### Task requirements
Wherever "constaté" appears in a line, copy that line.

### Input rows
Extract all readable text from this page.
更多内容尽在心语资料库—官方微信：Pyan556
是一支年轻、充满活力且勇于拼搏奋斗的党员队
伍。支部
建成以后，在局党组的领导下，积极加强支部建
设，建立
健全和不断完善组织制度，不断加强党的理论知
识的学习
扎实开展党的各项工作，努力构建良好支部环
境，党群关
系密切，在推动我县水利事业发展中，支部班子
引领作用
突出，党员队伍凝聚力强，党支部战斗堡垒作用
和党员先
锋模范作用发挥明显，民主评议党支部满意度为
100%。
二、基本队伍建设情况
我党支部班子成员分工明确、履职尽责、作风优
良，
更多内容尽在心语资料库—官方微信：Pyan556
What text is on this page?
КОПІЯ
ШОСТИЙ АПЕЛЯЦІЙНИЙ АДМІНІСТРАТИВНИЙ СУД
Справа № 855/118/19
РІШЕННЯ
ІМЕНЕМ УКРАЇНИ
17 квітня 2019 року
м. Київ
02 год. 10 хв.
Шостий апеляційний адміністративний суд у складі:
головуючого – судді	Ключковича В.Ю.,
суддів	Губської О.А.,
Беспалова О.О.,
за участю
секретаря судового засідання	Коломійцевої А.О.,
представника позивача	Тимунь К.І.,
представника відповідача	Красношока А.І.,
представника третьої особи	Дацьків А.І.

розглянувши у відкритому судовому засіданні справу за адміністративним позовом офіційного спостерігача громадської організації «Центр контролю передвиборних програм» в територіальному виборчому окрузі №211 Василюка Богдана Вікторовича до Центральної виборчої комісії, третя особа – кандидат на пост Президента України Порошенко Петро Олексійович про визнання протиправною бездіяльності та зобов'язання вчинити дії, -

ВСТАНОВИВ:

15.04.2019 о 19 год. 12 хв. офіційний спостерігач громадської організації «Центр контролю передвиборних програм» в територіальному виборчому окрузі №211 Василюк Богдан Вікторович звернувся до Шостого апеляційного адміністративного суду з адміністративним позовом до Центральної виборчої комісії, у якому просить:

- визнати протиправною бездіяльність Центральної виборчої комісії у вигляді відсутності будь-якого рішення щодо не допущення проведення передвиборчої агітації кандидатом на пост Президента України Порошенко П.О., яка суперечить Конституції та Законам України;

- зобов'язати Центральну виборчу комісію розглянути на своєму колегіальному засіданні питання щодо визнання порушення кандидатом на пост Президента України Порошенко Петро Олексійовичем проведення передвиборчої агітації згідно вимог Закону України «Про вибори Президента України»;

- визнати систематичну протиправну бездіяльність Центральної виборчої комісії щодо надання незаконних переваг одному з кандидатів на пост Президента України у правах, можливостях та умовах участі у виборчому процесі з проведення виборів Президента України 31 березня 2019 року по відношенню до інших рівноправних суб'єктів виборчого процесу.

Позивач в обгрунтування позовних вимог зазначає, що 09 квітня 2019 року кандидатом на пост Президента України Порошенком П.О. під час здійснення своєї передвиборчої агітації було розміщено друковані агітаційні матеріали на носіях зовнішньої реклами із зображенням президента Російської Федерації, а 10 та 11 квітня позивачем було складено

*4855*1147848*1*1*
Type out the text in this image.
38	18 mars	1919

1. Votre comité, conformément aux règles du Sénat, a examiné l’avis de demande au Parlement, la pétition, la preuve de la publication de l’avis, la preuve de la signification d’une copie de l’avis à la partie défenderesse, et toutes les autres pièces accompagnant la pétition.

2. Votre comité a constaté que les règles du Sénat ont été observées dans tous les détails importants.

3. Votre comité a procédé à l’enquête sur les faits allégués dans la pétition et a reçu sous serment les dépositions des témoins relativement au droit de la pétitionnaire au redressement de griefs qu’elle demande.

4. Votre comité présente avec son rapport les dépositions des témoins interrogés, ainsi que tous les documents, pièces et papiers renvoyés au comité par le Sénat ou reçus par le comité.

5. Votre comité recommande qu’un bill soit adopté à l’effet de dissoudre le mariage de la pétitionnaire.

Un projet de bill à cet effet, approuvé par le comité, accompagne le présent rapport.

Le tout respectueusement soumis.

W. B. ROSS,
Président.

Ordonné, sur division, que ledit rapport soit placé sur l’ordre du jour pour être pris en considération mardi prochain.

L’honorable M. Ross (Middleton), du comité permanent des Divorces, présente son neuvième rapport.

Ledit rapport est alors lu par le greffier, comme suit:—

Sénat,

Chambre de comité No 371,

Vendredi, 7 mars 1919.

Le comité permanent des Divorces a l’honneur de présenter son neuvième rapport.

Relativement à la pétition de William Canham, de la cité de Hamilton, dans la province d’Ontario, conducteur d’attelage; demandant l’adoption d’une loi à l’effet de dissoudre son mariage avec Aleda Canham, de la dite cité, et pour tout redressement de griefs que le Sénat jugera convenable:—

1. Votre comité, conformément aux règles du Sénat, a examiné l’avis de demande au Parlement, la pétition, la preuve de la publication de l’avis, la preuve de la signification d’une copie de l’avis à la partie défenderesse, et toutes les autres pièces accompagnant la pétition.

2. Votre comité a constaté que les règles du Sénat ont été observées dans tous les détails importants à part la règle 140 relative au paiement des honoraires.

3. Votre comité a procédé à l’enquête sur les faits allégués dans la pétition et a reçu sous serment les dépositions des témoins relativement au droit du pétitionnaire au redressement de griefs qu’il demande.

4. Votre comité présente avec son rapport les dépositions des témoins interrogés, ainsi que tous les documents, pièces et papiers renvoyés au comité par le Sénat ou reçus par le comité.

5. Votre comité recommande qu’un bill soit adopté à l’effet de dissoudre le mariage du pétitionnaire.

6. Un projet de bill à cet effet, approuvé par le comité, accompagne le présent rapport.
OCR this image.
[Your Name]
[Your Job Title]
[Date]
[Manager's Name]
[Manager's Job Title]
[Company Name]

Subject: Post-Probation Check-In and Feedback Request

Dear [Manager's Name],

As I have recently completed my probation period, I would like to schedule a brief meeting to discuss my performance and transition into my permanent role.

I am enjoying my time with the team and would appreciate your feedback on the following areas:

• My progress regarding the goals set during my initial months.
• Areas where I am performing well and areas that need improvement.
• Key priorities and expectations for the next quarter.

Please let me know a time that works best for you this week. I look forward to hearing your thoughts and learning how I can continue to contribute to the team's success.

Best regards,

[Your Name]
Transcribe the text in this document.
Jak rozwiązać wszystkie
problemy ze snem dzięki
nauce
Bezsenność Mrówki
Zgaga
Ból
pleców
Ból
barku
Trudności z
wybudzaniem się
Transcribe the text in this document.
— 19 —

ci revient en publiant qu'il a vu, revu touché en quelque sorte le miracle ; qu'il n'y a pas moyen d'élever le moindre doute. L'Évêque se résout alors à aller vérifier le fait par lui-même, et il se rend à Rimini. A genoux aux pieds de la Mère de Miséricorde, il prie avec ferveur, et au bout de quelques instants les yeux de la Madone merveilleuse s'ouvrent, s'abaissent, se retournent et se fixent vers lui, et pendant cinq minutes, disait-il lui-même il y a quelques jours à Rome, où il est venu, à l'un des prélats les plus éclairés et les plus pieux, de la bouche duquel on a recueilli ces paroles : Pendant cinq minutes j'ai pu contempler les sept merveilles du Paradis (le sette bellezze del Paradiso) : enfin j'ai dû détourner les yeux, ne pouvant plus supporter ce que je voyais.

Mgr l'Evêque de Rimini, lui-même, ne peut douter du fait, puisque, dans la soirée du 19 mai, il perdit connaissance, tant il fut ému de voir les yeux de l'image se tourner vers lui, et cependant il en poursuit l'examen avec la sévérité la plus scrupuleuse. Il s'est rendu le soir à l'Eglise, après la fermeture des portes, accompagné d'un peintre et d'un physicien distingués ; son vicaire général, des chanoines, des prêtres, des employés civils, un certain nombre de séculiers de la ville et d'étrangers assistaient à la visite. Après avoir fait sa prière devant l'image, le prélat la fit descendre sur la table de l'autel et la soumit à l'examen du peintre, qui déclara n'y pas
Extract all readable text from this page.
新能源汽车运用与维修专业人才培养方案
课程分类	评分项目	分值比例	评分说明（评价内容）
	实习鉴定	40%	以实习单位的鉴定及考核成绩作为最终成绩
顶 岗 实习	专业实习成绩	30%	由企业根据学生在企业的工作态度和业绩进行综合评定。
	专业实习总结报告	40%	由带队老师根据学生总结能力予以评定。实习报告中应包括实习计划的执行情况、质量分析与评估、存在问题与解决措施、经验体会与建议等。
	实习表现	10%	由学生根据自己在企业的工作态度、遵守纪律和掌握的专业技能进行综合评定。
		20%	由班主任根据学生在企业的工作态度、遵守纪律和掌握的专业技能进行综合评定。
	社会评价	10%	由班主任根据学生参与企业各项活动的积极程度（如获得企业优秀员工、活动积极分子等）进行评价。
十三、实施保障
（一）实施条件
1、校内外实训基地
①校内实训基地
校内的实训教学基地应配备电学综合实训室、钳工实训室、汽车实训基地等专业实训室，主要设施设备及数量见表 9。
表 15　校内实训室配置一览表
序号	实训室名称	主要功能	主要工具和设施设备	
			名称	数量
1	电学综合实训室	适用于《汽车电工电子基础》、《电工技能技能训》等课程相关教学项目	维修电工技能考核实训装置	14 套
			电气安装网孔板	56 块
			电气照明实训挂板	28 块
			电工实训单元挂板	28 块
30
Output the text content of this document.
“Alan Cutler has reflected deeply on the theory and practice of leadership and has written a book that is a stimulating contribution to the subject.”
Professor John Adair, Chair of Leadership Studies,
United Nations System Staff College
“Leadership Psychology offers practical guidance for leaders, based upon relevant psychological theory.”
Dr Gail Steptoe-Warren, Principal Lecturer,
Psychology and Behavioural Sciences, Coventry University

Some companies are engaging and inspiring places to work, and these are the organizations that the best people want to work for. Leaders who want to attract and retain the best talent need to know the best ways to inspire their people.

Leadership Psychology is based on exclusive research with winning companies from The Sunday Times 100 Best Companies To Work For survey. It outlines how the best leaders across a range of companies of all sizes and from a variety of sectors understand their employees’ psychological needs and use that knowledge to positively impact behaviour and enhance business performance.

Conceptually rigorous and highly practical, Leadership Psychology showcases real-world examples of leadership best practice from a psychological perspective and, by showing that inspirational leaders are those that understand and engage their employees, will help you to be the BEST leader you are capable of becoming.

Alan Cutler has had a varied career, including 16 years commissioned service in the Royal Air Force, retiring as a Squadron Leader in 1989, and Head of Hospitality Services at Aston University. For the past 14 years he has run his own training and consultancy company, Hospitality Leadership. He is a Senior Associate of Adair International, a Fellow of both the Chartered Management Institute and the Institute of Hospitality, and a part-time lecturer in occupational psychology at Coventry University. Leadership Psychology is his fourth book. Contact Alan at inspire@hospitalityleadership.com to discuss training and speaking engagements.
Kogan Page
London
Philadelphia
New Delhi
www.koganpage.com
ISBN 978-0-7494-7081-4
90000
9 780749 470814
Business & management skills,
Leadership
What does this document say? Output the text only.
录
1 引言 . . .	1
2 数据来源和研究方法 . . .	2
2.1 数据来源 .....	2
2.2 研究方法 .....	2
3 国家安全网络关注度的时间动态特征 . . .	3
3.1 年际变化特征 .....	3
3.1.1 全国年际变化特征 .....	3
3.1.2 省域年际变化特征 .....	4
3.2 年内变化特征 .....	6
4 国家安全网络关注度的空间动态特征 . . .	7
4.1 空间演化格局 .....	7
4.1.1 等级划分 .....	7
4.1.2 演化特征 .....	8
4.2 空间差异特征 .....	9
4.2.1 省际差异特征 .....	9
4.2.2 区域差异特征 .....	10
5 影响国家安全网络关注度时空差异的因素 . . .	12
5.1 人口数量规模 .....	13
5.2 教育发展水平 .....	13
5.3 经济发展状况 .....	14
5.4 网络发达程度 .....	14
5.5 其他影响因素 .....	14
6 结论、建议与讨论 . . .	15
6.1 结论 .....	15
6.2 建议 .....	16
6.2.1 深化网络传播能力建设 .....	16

### The solution
2. Votre comité a constaté que les règles du Sénat ont été observées dans tous les détails importants.
2. Votre comité a constaté que les règles du Sénat ont été observées dans tous les détails importants à part la règle 140 relative au paiement des honoraires.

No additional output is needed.